* Stated goal: Using the entries that follow, collect the lines where the word "zehraa" appears.
— begin Data lines —
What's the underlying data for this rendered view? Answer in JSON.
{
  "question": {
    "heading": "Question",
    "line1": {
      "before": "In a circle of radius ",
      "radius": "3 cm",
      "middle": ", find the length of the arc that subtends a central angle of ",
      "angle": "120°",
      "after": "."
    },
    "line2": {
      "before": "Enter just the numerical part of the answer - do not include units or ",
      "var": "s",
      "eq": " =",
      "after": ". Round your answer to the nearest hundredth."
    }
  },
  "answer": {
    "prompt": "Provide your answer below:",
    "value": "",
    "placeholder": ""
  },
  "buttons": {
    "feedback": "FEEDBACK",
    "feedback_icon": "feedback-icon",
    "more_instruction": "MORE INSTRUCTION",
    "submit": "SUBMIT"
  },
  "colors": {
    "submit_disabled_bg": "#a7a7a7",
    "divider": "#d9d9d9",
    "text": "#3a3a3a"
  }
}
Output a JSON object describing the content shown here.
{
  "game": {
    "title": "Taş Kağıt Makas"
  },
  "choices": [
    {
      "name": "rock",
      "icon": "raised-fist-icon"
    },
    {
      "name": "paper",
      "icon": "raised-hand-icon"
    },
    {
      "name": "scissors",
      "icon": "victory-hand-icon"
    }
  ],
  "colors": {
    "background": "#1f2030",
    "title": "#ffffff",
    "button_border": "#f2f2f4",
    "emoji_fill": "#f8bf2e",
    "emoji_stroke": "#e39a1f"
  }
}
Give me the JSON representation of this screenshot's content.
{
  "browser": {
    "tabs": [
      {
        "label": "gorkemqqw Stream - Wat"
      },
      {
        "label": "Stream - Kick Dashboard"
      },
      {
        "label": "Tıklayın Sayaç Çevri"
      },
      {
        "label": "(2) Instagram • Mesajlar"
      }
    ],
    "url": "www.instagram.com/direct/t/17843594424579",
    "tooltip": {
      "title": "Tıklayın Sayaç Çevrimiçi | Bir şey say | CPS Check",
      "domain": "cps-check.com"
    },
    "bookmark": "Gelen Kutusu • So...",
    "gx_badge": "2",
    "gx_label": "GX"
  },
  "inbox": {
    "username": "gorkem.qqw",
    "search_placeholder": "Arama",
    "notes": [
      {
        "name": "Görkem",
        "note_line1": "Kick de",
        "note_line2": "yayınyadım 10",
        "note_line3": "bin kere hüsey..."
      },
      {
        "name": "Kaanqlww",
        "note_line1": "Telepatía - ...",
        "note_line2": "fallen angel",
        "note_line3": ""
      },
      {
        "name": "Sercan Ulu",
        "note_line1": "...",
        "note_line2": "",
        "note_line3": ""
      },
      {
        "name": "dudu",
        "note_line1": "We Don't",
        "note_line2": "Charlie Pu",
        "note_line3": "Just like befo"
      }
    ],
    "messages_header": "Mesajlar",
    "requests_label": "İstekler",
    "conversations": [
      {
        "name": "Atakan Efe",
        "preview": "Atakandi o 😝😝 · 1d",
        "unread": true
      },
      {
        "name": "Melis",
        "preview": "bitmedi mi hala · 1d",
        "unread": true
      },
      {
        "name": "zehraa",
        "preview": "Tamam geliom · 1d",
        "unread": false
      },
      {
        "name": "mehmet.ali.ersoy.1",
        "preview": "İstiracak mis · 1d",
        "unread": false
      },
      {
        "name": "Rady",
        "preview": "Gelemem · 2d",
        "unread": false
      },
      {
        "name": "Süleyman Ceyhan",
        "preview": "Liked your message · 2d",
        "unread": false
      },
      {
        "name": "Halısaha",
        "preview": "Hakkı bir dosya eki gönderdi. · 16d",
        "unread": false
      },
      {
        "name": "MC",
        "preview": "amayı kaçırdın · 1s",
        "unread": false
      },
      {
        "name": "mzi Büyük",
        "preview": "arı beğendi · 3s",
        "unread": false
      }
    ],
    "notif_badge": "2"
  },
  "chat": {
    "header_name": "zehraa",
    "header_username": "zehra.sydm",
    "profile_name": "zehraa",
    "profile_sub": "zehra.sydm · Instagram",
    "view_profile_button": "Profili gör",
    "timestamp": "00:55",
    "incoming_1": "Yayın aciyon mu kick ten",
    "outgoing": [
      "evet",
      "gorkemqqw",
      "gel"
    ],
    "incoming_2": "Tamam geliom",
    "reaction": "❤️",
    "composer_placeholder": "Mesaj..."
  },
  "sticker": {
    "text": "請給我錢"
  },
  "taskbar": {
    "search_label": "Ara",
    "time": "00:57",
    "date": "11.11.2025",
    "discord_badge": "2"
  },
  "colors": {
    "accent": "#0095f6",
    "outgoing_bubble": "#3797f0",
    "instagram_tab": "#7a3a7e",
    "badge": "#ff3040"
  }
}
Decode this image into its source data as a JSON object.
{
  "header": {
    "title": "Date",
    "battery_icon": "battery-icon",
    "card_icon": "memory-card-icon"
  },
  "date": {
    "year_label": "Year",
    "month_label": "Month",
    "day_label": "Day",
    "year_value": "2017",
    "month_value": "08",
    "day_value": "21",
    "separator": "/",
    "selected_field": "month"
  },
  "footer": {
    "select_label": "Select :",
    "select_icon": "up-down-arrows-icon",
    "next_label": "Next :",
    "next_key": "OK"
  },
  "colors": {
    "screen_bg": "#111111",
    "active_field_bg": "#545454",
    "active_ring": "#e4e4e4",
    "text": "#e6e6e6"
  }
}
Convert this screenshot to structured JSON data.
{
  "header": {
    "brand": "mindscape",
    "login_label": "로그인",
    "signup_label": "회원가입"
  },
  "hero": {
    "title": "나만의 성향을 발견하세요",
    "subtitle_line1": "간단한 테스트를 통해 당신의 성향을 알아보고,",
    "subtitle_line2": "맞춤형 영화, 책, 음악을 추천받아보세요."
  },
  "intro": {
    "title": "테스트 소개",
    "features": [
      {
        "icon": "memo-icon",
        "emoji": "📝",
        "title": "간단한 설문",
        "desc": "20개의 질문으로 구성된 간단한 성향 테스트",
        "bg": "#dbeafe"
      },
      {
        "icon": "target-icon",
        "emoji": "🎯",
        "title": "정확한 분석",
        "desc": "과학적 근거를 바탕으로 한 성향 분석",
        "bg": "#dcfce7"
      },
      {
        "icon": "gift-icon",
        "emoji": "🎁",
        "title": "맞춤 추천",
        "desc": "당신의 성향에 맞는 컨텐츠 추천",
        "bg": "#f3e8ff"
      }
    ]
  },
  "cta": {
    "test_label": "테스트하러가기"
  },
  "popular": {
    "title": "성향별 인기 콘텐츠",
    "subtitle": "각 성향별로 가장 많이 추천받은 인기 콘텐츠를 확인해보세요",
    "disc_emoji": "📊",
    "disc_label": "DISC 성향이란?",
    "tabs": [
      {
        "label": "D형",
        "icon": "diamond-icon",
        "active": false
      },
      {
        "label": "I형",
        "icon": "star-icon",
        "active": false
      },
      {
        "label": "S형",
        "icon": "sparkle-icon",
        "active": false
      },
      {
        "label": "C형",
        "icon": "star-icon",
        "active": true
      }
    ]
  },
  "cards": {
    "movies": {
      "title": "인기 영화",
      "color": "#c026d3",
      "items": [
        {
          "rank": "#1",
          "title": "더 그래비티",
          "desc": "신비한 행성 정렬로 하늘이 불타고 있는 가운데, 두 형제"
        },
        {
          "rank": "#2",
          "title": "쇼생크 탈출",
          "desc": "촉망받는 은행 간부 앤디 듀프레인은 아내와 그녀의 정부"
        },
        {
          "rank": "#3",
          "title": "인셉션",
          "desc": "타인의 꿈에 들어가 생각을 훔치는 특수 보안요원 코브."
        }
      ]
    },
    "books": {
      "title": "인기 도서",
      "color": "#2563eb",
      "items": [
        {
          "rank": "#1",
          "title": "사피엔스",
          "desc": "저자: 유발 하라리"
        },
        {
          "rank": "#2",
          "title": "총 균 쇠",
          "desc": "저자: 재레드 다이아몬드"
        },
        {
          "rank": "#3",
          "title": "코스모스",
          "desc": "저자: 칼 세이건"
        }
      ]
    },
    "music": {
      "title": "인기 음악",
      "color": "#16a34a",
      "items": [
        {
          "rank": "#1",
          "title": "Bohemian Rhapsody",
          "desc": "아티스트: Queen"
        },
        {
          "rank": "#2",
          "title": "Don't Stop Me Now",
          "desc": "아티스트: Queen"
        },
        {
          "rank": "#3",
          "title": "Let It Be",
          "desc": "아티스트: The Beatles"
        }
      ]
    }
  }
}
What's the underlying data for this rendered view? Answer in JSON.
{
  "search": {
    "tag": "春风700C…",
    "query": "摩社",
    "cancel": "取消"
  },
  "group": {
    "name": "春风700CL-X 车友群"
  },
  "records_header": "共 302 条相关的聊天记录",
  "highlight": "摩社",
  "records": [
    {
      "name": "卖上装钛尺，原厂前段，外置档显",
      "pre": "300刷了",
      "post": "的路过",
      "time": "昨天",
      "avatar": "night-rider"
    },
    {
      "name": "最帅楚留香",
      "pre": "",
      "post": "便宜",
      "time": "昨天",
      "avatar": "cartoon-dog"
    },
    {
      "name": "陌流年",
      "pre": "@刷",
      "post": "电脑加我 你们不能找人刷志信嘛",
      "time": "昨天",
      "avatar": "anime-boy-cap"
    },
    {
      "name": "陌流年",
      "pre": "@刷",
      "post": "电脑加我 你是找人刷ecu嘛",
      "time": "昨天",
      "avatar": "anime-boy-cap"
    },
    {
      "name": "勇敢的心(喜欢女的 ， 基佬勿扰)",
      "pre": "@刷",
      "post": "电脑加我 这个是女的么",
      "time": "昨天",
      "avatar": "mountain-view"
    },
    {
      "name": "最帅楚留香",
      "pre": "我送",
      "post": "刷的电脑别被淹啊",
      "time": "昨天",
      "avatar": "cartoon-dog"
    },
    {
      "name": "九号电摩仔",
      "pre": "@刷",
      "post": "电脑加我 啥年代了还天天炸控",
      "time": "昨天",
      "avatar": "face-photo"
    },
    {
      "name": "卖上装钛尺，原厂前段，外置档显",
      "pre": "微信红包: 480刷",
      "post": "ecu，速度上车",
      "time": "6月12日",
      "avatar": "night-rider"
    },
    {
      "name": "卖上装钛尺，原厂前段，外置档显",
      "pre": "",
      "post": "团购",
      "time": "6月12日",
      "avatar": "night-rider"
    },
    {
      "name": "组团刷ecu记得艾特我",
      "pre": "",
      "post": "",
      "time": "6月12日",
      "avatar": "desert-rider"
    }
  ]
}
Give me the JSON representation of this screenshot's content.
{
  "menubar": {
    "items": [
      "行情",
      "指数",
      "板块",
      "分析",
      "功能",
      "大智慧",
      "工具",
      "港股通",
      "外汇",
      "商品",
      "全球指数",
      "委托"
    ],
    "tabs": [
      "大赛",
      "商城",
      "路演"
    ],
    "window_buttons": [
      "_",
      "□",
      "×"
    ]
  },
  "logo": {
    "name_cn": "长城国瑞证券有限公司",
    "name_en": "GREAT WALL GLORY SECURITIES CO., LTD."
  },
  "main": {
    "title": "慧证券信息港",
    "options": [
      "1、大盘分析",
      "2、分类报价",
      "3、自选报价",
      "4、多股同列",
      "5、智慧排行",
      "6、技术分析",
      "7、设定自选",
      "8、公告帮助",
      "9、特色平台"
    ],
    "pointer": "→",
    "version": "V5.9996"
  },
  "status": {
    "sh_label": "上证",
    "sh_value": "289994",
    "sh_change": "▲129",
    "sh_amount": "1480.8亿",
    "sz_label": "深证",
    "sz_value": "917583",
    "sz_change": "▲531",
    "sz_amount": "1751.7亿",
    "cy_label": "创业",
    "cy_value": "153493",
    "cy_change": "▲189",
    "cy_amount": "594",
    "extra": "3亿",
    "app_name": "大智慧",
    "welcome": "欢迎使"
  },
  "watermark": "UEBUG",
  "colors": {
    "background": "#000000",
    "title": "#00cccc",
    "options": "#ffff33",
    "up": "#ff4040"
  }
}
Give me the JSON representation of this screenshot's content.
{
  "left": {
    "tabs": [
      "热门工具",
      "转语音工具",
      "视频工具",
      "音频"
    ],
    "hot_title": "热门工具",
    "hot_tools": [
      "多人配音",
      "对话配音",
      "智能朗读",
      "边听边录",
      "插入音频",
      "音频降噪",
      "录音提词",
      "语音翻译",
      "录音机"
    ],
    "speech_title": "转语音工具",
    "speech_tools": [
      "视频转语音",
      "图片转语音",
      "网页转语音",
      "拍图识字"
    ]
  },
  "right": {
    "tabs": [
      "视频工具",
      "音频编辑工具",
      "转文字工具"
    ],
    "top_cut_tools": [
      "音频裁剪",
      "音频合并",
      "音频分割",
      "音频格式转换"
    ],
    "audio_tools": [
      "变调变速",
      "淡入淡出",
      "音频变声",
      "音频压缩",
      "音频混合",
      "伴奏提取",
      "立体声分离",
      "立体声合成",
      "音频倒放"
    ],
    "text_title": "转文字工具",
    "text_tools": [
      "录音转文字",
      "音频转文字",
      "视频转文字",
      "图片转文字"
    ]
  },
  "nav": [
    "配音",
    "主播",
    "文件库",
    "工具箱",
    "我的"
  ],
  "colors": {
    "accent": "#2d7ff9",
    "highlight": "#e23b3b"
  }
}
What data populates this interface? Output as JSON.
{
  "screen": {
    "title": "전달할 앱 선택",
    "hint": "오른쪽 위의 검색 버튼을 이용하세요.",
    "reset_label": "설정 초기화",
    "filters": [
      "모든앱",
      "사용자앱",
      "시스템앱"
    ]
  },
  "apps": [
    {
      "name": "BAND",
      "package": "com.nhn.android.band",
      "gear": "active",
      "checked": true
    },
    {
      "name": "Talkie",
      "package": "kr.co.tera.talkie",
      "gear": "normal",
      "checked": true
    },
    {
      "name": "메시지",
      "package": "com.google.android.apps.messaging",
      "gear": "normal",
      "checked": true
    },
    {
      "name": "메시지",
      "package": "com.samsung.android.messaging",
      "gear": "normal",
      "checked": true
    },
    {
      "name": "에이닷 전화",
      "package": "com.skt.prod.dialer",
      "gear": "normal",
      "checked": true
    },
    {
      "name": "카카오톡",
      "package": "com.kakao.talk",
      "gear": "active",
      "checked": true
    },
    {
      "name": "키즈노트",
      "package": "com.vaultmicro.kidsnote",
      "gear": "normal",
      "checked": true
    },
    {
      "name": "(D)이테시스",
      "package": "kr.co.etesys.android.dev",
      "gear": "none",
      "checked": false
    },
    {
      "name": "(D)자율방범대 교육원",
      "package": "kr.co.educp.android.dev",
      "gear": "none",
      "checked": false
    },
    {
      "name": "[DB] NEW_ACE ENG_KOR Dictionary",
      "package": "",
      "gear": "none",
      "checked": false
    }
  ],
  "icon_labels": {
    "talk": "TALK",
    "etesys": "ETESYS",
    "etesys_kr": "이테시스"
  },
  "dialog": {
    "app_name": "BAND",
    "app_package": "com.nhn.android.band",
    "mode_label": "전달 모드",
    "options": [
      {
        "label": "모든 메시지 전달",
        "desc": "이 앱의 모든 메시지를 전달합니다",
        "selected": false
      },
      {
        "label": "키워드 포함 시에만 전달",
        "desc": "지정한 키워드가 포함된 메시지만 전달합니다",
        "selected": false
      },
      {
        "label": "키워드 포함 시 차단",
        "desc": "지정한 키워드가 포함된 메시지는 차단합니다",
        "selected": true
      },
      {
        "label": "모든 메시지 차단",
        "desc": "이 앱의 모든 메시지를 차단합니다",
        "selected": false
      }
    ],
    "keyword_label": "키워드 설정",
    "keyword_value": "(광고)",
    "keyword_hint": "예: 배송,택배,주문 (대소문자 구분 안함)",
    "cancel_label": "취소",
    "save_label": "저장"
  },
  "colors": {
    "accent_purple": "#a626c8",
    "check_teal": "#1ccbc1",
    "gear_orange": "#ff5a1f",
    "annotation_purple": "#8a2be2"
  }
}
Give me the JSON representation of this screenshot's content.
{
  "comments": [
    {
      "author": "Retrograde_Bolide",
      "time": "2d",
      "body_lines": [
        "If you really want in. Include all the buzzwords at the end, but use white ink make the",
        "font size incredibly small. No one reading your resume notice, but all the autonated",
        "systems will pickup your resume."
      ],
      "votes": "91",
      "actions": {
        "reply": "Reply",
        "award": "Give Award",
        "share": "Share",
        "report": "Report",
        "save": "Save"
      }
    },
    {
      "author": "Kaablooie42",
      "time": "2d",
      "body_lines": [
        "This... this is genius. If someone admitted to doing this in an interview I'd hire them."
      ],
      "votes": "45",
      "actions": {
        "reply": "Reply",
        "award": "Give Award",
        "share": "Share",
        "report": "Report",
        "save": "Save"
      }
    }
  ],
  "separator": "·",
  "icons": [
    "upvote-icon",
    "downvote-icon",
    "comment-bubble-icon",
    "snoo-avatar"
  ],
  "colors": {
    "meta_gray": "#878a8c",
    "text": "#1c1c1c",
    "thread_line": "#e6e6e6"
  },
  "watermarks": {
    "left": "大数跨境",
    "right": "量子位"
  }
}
— end Data lines —
* Output:
        "name": "zehraa",
    "header_name": "zehraa",
    "profile_name": "zehraa",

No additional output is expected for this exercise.